───── PROVIDED RECORDS
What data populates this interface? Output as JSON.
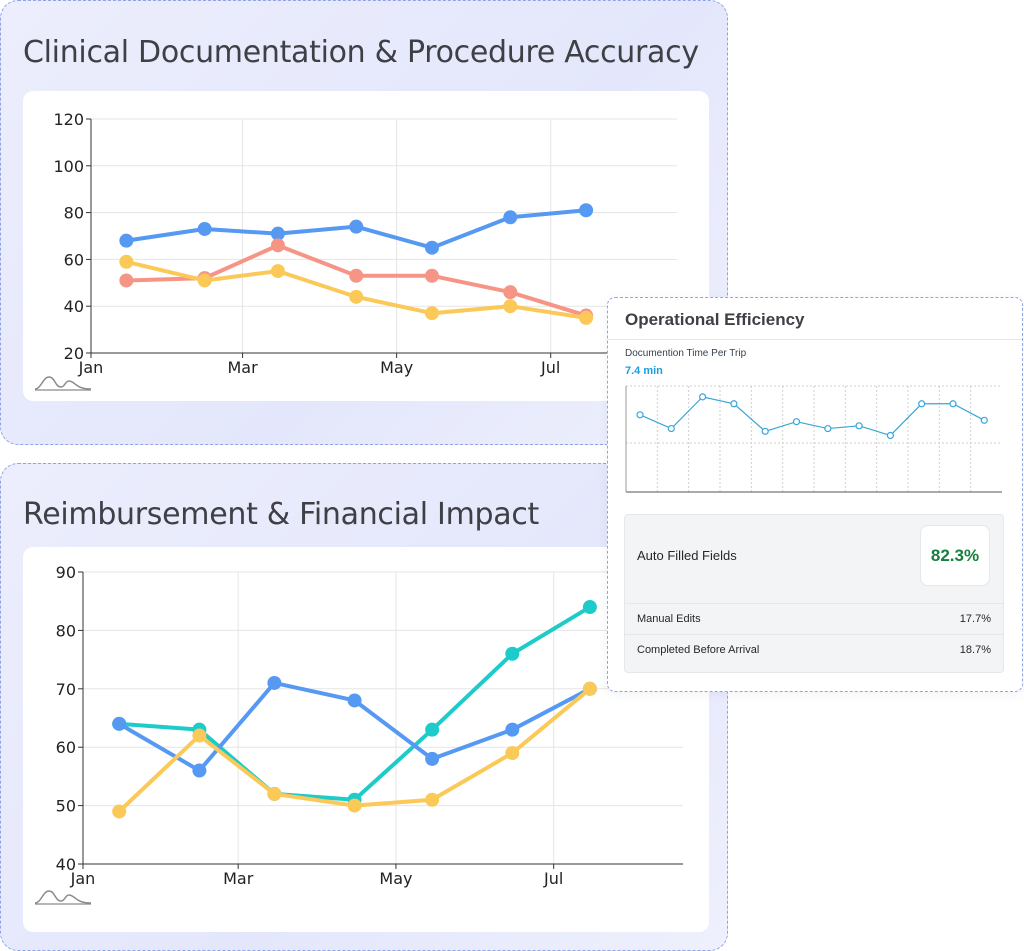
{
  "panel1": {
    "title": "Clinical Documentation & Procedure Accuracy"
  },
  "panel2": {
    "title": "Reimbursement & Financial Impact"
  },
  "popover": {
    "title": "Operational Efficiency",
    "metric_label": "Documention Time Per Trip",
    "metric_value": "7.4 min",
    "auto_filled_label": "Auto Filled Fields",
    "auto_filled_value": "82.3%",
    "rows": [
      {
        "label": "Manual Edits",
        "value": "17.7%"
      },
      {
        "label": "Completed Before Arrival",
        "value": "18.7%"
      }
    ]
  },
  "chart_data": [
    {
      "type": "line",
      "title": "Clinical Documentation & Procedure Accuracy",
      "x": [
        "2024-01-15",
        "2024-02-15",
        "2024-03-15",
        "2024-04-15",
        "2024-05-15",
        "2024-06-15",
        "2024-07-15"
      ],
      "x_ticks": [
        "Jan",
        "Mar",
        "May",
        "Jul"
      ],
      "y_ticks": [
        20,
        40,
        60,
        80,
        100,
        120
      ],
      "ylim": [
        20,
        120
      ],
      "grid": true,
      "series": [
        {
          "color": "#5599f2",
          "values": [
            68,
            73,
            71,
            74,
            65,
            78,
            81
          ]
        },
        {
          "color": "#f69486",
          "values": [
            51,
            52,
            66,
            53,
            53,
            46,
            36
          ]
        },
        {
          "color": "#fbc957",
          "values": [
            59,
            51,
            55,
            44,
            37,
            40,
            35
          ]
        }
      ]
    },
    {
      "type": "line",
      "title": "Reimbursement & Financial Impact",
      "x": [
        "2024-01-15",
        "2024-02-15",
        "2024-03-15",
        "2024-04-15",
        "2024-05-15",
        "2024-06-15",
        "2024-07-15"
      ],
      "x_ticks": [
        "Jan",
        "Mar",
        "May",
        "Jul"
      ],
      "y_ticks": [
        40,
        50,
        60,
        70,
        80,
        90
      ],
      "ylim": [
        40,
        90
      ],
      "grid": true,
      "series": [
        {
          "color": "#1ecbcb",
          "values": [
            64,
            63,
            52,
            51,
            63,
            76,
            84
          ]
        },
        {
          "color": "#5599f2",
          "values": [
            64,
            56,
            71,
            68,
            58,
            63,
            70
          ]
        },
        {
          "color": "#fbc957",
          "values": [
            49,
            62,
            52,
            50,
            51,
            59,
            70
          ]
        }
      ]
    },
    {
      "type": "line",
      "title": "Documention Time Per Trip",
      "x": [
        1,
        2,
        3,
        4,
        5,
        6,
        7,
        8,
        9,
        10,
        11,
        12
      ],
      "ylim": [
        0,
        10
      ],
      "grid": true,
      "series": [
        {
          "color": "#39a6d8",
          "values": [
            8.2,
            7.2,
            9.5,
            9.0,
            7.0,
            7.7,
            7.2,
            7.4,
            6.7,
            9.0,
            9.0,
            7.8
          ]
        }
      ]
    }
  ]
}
──────────
───── PROVIDED RECORDS
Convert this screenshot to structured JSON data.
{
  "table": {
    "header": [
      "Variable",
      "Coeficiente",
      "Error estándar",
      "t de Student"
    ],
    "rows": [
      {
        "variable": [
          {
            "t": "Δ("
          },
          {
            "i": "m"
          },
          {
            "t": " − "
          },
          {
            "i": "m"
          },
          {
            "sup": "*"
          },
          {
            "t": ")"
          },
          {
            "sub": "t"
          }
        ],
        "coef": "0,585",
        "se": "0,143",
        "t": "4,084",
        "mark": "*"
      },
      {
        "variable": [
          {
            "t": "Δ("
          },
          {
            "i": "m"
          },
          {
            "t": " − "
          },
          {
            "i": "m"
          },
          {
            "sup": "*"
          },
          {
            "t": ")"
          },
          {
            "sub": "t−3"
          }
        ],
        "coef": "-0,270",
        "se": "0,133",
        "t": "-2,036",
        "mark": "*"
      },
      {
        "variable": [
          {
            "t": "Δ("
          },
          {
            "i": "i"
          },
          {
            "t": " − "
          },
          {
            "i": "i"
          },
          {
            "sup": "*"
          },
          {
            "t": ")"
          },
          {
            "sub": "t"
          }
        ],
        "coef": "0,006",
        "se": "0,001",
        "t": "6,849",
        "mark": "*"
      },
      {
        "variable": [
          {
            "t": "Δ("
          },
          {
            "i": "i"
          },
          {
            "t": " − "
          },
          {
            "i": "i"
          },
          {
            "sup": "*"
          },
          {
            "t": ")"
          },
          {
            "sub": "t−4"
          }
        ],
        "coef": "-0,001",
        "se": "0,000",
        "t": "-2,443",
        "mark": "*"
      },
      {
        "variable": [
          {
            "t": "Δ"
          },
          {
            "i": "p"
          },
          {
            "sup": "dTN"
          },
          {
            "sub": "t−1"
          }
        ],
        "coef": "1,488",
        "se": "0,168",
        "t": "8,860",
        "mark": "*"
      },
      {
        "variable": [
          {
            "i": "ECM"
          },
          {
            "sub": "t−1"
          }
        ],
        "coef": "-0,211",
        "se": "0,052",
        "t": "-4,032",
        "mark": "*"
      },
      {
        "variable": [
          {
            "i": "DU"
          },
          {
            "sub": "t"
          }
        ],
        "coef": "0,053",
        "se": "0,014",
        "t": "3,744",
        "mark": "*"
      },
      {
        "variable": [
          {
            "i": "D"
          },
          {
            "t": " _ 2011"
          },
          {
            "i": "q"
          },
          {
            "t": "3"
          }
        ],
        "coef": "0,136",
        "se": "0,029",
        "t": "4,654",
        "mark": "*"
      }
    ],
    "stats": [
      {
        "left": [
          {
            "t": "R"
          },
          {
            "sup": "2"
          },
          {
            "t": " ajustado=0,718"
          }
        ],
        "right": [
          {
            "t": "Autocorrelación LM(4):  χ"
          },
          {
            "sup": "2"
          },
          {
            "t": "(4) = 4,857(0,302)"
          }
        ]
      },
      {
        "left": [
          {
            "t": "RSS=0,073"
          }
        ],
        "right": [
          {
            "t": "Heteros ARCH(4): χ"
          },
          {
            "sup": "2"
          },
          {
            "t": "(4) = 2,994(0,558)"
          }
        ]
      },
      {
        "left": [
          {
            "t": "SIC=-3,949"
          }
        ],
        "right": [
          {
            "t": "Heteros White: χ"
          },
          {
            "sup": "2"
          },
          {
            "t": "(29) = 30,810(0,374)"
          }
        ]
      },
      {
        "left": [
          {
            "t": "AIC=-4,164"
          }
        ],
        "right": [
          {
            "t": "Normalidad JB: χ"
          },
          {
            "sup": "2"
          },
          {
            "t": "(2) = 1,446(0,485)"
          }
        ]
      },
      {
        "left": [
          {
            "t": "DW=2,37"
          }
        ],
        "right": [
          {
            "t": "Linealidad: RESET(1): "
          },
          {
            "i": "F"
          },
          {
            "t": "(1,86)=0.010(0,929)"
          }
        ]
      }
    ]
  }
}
──────────
───── PROVIDED RECORDS
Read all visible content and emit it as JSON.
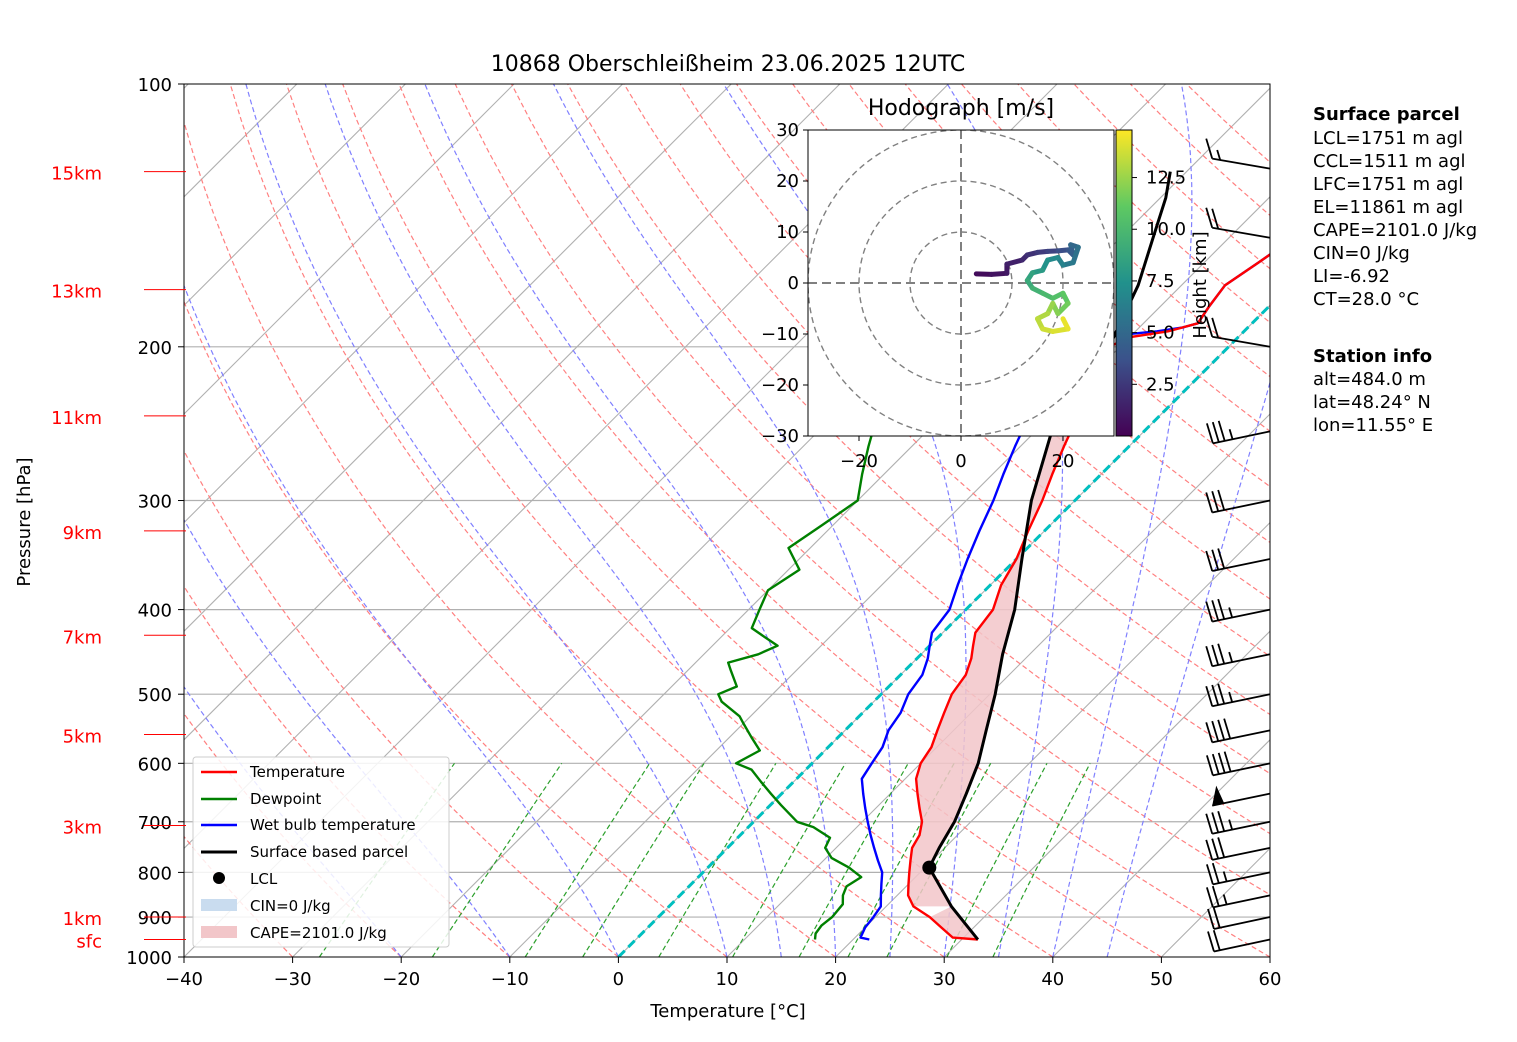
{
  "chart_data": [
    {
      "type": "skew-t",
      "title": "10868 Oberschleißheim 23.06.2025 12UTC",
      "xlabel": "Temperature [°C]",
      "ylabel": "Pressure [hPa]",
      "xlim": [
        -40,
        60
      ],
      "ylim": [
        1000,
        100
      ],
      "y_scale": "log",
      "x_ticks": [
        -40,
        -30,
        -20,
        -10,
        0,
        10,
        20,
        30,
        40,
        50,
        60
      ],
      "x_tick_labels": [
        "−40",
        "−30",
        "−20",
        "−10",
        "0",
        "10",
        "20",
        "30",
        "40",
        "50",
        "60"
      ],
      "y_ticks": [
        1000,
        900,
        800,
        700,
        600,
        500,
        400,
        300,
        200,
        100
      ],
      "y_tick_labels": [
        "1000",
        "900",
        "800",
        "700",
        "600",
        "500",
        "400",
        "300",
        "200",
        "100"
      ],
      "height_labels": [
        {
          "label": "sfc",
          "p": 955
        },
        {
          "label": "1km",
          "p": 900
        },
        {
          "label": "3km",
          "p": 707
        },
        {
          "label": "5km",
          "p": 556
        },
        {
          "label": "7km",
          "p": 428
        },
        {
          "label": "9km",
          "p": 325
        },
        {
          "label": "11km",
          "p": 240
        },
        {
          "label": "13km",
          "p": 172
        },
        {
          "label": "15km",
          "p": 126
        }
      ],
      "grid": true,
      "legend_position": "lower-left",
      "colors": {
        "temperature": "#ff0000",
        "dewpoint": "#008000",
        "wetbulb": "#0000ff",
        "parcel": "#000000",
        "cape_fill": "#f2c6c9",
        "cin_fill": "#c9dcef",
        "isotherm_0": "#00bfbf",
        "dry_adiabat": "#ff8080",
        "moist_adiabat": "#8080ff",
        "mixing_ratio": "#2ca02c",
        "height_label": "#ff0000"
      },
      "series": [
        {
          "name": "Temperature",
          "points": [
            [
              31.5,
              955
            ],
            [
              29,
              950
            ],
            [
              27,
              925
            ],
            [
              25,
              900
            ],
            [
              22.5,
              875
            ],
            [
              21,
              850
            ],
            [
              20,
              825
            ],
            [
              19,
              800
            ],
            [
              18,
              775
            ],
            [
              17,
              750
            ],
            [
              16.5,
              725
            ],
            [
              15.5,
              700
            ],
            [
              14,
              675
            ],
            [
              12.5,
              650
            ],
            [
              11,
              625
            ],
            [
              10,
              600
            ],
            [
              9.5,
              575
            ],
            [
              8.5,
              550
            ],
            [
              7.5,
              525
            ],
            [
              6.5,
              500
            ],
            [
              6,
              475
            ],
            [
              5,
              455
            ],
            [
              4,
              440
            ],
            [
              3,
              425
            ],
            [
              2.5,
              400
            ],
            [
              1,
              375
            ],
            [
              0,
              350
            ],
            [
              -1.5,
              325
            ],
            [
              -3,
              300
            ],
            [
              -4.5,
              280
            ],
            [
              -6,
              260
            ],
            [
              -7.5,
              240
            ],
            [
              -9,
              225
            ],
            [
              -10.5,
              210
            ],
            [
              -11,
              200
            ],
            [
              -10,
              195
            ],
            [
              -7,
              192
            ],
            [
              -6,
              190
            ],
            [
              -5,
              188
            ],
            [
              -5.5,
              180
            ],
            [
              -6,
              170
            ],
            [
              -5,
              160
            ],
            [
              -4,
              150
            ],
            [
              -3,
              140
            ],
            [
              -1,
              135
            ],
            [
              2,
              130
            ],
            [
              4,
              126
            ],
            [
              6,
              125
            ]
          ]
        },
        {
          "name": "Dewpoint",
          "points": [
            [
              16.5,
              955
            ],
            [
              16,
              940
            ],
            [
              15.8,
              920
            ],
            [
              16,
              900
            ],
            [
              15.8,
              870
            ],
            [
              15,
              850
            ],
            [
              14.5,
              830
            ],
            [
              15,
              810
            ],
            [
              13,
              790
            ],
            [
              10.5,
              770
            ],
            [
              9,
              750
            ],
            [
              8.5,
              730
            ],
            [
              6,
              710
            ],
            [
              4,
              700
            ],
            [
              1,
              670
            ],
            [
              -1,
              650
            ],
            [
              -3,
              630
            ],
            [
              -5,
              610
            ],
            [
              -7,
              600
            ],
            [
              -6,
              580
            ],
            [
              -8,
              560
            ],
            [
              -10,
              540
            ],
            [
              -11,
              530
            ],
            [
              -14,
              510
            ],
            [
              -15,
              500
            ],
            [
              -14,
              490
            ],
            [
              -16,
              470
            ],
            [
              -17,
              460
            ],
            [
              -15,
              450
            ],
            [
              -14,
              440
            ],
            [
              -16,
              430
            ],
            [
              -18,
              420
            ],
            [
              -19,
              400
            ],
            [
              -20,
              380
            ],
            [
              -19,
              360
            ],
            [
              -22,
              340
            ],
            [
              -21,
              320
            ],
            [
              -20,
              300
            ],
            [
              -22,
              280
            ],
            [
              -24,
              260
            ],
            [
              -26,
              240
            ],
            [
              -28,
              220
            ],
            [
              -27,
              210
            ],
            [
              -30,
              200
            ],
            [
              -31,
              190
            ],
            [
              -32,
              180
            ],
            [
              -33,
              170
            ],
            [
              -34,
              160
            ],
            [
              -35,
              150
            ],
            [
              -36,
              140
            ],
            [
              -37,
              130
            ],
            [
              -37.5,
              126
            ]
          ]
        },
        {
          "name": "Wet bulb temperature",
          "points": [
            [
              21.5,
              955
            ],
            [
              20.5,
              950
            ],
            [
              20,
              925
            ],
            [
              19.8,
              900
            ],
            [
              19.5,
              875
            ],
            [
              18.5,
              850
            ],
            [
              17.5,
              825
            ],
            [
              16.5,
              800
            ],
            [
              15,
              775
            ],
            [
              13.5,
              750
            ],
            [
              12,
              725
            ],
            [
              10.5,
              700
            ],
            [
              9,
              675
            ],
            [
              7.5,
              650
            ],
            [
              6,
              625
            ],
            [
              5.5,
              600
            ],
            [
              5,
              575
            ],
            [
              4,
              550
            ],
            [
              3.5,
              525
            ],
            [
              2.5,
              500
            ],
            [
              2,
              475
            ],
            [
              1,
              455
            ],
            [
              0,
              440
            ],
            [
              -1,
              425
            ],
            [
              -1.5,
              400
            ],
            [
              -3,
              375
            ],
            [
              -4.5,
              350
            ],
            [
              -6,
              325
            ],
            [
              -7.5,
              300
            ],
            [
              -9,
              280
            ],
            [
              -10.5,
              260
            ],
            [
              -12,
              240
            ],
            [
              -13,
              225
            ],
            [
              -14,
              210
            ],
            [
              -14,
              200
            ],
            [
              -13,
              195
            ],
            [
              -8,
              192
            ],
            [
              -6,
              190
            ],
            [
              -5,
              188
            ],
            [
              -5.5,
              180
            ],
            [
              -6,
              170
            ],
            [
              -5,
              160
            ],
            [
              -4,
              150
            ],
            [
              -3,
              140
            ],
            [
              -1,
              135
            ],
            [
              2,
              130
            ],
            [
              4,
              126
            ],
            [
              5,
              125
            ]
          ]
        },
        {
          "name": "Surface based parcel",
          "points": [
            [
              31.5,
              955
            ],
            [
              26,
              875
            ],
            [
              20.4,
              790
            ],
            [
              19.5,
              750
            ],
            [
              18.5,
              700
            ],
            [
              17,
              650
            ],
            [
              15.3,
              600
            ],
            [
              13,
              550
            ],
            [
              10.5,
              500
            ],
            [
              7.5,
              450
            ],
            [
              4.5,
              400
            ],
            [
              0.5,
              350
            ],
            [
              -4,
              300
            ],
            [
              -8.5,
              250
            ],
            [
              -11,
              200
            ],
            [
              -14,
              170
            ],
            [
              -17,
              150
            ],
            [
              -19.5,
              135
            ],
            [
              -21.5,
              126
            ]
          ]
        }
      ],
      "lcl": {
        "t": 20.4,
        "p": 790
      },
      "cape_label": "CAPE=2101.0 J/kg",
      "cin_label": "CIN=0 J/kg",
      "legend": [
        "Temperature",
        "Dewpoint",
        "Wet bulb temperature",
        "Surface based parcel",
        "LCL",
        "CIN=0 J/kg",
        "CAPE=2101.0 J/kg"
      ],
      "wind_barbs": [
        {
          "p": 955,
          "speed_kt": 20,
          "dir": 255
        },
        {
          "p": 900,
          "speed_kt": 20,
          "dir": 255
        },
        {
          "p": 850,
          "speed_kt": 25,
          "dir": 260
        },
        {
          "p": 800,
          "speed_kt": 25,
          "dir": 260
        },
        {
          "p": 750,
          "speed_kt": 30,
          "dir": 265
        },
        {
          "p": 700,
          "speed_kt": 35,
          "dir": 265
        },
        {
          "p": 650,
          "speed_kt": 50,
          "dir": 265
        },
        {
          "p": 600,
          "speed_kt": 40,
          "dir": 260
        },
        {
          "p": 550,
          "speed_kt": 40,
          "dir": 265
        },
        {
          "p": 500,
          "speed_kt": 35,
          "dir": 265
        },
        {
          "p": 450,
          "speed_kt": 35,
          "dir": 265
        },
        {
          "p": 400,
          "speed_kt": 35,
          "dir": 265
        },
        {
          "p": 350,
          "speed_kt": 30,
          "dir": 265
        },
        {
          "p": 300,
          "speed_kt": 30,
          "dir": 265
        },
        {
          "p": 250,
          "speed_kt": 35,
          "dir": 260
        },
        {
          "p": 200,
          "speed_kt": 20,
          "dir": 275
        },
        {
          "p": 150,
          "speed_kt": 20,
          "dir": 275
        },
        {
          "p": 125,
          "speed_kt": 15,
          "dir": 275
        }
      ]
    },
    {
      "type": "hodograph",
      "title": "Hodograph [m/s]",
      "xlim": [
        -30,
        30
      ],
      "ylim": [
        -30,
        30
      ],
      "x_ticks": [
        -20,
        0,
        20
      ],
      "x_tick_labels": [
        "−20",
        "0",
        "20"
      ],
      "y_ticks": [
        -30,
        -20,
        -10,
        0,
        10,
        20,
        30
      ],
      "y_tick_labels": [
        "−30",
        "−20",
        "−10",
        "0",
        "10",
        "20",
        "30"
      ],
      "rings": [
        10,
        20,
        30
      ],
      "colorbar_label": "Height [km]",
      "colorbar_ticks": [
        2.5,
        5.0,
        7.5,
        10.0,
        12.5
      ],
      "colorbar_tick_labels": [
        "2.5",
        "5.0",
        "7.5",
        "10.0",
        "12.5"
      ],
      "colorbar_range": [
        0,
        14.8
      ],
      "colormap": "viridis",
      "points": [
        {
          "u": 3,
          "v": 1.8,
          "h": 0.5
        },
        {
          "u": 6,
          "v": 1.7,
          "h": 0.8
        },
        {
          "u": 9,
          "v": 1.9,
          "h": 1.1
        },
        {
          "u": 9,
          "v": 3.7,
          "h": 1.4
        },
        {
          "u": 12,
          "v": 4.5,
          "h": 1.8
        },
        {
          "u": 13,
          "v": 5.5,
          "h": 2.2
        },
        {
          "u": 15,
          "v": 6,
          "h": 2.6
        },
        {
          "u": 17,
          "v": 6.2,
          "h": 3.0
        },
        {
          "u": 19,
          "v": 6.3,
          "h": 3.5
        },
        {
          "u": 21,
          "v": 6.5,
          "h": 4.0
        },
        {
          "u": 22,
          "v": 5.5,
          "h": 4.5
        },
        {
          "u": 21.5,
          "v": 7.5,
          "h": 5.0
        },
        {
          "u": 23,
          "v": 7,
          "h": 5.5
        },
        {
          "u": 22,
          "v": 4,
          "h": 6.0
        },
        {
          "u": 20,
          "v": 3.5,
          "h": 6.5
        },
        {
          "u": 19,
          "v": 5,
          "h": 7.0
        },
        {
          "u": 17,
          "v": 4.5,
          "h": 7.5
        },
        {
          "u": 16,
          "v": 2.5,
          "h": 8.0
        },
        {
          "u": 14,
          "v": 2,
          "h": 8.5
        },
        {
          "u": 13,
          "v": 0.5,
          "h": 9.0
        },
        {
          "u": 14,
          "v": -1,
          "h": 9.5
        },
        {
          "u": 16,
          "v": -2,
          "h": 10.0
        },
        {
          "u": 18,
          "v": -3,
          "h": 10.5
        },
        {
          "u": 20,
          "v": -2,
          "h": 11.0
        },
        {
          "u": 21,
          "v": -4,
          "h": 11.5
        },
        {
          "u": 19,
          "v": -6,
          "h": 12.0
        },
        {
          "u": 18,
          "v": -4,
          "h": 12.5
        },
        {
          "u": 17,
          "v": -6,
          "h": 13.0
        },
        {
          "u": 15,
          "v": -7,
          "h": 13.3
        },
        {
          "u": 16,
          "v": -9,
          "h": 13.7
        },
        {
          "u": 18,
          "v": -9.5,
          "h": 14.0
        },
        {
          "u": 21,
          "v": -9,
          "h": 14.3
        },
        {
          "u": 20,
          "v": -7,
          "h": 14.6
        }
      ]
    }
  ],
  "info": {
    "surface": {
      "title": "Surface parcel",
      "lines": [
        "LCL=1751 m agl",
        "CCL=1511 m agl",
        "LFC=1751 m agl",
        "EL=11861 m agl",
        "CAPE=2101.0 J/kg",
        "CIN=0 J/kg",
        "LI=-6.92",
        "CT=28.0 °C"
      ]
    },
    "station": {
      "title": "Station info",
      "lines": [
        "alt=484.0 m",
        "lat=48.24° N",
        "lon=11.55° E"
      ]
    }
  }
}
──────────
GOAL OF THE EXERCISE: Identify the lines of the entries containing the string "JSON". Copy each such line.

OUTPUT FOR THIS EXERCISE:
What data populates this interface? Output as JSON.
Convert this screenshot to structured JSON data.
Read all visible content and emit it as JSON.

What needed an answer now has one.